GIVEN EXERCISE:
A faithful transcription of all the data is required.

LISTING:
·····
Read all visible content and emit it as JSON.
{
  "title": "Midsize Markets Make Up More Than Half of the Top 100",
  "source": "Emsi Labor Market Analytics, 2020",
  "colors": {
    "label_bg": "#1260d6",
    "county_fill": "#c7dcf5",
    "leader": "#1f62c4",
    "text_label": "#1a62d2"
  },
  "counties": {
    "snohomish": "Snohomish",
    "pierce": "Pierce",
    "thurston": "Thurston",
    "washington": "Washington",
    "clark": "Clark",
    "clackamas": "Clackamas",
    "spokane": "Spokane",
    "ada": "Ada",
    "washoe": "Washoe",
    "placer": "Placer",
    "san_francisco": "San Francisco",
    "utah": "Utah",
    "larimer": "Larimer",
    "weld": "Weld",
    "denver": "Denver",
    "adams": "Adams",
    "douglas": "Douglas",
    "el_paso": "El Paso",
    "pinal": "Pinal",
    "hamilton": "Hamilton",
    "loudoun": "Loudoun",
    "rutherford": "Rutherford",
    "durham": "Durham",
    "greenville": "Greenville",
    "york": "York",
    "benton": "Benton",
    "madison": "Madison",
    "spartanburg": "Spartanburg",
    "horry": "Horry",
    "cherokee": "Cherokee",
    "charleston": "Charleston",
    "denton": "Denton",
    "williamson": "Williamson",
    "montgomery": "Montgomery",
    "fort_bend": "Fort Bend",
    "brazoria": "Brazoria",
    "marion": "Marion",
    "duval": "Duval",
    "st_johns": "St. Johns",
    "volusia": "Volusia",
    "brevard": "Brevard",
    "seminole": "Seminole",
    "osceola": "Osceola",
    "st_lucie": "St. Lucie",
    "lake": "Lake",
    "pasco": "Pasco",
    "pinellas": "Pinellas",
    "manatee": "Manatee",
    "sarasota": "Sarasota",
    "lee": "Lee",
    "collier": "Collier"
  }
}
·····
EXERCISE RESPONSE:
Read all visible content and emit it as JSON.
{
  "title": "Midsize Markets Make Up More Than Half of the Top 100",
  "source": "Emsi Labor Market Analytics, 2020",
  "colors": {
    "label_bg": "#1260d6",
    "county_fill": "#c7dcf5",
    "leader": "#1f62c4",
    "text_label": "#1a62d2"
  },
  "counties": {
    "snohomish": "Snohomish",
    "pierce": "Pierce",
    "thurston": "Thurston",
    "washington": "Washington",
    "clark": "Clark",
    "clackamas": "Clackamas",
    "spokane": "Spokane",
    "ada": "Ada",
    "washoe": "Washoe",
    "placer": "Placer",
    "san_francisco": "San Francisco",
    "utah": "Utah",
    "larimer": "Larimer",
    "weld": "Weld",
    "denver": "Denver",
    "adams": "Adams",
    "douglas": "Douglas",
    "el_paso": "El Paso",
    "pinal": "Pinal",
    "hamilton": "Hamilton",
    "loudoun": "Loudoun",
    "rutherford": "Rutherford",
    "durham": "Durham",
    "greenville": "Greenville",
    "york": "York",
    "benton": "Benton",
    "madison": "Madison",
    "spartanburg": "Spartanburg",
    "horry": "Horry",
    "cherokee": "Cherokee",
    "charleston": "Charleston",
    "denton": "Denton",
    "williamson": "Williamson",
    "montgomery": "Montgomery",
    "fort_bend": "Fort Bend",
    "brazoria": "Brazoria",
    "marion": "Marion",
    "duval": "Duval",
    "st_johns": "St. Johns",
    "volusia": "Volusia",
    "brevard": "Brevard",
    "seminole": "Seminole",
    "osceola": "Osceola",
    "st_lucie": "St. Lucie",
    "lake": "Lake",
    "pasco": "Pasco",
    "pinellas": "Pinellas",
    "manatee": "Manatee",
    "sarasota": "Sarasota",
    "lee": "Lee",
    "collier": "Collier"
  }
}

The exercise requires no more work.